Exercise prompt: Look for "болады" in each line of the entries, and return the matching lines.

Input material:
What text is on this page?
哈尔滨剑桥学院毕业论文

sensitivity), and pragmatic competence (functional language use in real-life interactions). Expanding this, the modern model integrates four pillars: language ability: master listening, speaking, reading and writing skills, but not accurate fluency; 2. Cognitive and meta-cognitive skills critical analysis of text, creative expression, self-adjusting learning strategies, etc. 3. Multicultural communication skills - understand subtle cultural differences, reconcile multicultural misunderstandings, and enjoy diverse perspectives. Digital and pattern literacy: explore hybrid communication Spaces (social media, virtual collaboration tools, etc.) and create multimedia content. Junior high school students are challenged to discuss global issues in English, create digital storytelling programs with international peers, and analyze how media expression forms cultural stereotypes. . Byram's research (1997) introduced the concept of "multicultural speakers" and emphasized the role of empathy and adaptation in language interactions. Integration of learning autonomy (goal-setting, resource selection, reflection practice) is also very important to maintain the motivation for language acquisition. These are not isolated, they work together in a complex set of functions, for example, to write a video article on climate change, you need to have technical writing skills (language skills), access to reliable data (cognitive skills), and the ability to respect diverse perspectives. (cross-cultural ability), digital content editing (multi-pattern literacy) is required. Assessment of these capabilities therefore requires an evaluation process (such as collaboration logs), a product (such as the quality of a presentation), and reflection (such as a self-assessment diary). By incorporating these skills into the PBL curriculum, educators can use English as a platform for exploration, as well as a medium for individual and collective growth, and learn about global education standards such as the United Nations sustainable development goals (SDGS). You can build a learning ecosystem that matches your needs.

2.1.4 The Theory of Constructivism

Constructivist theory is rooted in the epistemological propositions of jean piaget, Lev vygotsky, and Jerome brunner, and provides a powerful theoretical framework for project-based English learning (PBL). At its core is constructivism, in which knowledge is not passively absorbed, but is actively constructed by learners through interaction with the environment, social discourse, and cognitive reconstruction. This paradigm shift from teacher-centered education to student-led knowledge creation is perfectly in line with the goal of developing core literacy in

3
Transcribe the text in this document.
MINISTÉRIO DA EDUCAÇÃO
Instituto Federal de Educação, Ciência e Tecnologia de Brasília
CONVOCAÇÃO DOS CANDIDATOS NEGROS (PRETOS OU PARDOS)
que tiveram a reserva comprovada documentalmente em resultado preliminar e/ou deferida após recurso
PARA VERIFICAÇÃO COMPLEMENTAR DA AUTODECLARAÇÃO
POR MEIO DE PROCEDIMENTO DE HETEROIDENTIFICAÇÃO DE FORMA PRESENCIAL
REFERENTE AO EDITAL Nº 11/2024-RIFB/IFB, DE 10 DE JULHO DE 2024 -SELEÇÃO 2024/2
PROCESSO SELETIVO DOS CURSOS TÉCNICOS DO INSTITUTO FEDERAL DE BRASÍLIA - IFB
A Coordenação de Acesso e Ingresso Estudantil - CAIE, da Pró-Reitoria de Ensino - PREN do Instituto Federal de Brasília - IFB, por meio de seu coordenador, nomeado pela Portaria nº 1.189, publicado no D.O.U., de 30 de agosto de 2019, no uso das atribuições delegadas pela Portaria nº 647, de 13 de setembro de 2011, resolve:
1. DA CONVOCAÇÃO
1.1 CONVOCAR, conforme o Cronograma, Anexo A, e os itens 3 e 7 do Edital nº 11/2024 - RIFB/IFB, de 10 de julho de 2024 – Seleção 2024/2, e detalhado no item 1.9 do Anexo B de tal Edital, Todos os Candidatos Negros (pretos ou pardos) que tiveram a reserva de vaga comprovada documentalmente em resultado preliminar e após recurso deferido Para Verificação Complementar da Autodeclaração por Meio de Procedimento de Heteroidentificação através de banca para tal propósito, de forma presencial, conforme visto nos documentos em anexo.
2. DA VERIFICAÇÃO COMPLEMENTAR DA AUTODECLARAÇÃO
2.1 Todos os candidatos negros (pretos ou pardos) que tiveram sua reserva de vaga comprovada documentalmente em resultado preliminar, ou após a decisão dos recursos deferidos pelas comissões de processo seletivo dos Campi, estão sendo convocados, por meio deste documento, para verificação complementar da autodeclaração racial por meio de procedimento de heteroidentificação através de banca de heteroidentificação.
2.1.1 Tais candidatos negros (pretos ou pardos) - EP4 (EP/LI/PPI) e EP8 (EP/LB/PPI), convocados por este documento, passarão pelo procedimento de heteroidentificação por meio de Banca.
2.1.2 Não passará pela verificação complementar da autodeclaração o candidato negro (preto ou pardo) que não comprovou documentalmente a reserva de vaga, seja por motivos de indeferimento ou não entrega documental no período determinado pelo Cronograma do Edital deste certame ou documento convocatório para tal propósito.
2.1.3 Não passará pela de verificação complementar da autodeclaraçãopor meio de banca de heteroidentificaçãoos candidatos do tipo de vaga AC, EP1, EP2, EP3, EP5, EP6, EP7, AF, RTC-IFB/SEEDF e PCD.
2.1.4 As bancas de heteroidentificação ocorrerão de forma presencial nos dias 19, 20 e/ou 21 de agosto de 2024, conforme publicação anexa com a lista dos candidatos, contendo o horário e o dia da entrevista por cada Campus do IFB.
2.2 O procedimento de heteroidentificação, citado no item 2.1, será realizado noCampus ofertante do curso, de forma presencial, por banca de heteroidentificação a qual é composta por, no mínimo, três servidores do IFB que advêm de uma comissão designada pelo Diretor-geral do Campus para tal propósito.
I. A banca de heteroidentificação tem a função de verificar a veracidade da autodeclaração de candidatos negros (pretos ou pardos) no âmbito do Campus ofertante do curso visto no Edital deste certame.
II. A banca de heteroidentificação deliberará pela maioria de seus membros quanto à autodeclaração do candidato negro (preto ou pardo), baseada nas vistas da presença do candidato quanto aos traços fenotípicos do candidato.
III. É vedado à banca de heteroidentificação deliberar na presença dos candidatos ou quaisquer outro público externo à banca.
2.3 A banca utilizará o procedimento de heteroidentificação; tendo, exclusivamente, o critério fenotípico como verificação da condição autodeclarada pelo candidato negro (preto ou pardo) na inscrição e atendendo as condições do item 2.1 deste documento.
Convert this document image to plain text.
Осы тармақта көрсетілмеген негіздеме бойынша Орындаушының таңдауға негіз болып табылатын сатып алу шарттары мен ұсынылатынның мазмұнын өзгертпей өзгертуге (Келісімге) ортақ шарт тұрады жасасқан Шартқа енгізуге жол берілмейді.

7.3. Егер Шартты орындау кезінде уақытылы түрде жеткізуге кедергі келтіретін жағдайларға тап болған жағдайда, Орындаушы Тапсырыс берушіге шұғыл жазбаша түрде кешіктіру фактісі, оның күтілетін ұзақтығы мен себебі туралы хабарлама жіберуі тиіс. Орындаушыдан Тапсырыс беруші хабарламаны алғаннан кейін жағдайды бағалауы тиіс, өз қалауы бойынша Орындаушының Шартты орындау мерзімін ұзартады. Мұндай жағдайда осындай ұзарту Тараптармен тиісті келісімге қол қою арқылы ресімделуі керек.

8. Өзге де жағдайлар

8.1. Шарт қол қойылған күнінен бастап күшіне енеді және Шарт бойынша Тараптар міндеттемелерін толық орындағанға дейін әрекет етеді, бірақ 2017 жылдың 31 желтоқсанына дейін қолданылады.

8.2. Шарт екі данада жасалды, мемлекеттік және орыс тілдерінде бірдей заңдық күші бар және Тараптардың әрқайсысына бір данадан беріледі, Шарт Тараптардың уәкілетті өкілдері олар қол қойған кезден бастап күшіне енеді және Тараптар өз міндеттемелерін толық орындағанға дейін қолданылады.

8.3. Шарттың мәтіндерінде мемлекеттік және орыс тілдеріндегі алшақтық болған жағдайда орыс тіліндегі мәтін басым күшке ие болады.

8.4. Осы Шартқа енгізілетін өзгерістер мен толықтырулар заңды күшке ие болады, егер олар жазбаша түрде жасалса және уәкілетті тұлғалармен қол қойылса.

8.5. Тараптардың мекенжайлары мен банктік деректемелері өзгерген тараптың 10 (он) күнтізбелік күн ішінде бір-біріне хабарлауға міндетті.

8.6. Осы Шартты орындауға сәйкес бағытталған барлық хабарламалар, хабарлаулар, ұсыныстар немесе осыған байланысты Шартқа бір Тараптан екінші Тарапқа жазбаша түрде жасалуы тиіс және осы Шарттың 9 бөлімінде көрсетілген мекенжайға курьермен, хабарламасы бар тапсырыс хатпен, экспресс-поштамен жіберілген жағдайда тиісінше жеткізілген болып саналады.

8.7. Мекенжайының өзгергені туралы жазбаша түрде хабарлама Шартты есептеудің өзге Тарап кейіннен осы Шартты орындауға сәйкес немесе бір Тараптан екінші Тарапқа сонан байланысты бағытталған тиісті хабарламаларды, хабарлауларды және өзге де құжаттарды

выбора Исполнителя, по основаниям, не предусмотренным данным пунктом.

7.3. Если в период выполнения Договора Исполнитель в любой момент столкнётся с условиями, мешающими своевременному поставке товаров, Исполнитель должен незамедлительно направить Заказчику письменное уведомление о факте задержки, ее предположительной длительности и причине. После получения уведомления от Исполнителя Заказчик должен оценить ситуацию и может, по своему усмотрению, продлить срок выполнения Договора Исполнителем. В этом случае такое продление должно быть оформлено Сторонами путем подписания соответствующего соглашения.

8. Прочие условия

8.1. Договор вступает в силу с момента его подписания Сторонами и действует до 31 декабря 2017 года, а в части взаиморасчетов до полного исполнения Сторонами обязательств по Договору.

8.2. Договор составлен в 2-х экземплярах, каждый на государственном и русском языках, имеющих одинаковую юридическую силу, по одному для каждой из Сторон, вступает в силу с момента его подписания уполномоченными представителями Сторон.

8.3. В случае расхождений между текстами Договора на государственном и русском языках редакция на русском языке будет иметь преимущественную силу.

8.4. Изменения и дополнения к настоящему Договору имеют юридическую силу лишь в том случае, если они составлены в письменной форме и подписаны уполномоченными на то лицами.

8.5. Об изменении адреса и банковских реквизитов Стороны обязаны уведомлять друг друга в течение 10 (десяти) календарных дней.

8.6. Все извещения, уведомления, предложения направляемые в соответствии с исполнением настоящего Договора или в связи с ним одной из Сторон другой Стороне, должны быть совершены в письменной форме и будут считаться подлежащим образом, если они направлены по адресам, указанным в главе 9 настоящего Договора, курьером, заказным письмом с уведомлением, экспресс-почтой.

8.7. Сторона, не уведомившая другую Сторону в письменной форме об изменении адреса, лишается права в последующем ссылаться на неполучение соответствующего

Finished task:
8.3. Шарттың мәтіндерінде мемлекеттік және орыс тілдеріндегі алшақтық болған жағдайда орыс тіліндегі мәтін басым күшке ие болады.
8.4. Осы Шартқа енгізілетін өзгерістер мен толықтырулар заңды күшке ие болады, егер олар жазбаша түрде жасалса және уәкілетті тұлғалармен қол қойылса.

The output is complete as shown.